WHAT TO WORK ON ▸
Write out the material again word for word, dropping any images it holds.

DATA FOR THE TASK ▸

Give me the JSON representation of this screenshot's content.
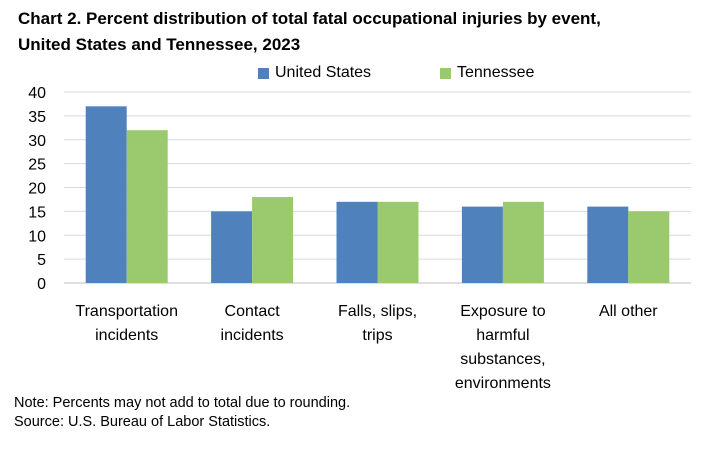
{
  "title_lines": [
    "Chart 2. Percent distribution of total fatal occupational injuries by event,",
    "United States and Tennessee, 2023"
  ],
  "notes": {
    "note": "Note: Percents may not add to total due to rounding.",
    "source": "Source: U.S. Bureau of Labor Statistics."
  },
  "colors": {
    "us": "#4f81bd",
    "tn": "#9bc96d",
    "grid": "#d9d9d9"
  },
  "chart_data": {
    "type": "bar",
    "title": "Chart 2. Percent distribution of total fatal occupational injuries by event, United States and Tennessee, 2023",
    "xlabel": "",
    "ylabel": "",
    "categories": [
      [
        "Transportation",
        "incidents"
      ],
      [
        "Contact",
        "incidents"
      ],
      [
        "Falls, slips,",
        "trips"
      ],
      [
        "Exposure to",
        "harmful",
        "substances,",
        "environments"
      ],
      [
        "All other"
      ]
    ],
    "series": [
      {
        "name": "United States",
        "values": [
          37,
          15,
          17,
          16,
          16
        ]
      },
      {
        "name": "Tennessee",
        "values": [
          32,
          18,
          17,
          17,
          15
        ]
      }
    ],
    "ylim": [
      0,
      40
    ],
    "yticks": [
      0,
      5,
      10,
      15,
      20,
      25,
      30,
      35,
      40
    ],
    "grid": true,
    "legend": "top-center"
  }
}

RESULT OF THE EXERCISE ▸
Give me the JSON representation of this screenshot's content.
{
  "title_lines": [
    "Chart 2. Percent distribution of total fatal occupational injuries by event,",
    "United States and Tennessee, 2023"
  ],
  "notes": {
    "note": "Note: Percents may not add to total due to rounding.",
    "source": "Source: U.S. Bureau of Labor Statistics."
  },
  "colors": {
    "us": "#4f81bd",
    "tn": "#9bc96d",
    "grid": "#d9d9d9"
  },
  "chart_data": {
    "type": "bar",
    "title": "Chart 2. Percent distribution of total fatal occupational injuries by event, United States and Tennessee, 2023",
    "xlabel": "",
    "ylabel": "",
    "categories": [
      [
        "Transportation",
        "incidents"
      ],
      [
        "Contact",
        "incidents"
      ],
      [
        "Falls, slips,",
        "trips"
      ],
      [
        "Exposure to",
        "harmful",
        "substances,",
        "environments"
      ],
      [
        "All other"
      ]
    ],
    "series": [
      {
        "name": "United States",
        "values": [
          37,
          15,
          17,
          16,
          16
        ]
      },
      {
        "name": "Tennessee",
        "values": [
          32,
          18,
          17,
          17,
          15
        ]
      }
    ],
    "ylim": [
      0,
      40
    ],
    "yticks": [
      0,
      5,
      10,
      15,
      20,
      25,
      30,
      35,
      40
    ],
    "grid": true,
    "legend": "top-center"
  }
}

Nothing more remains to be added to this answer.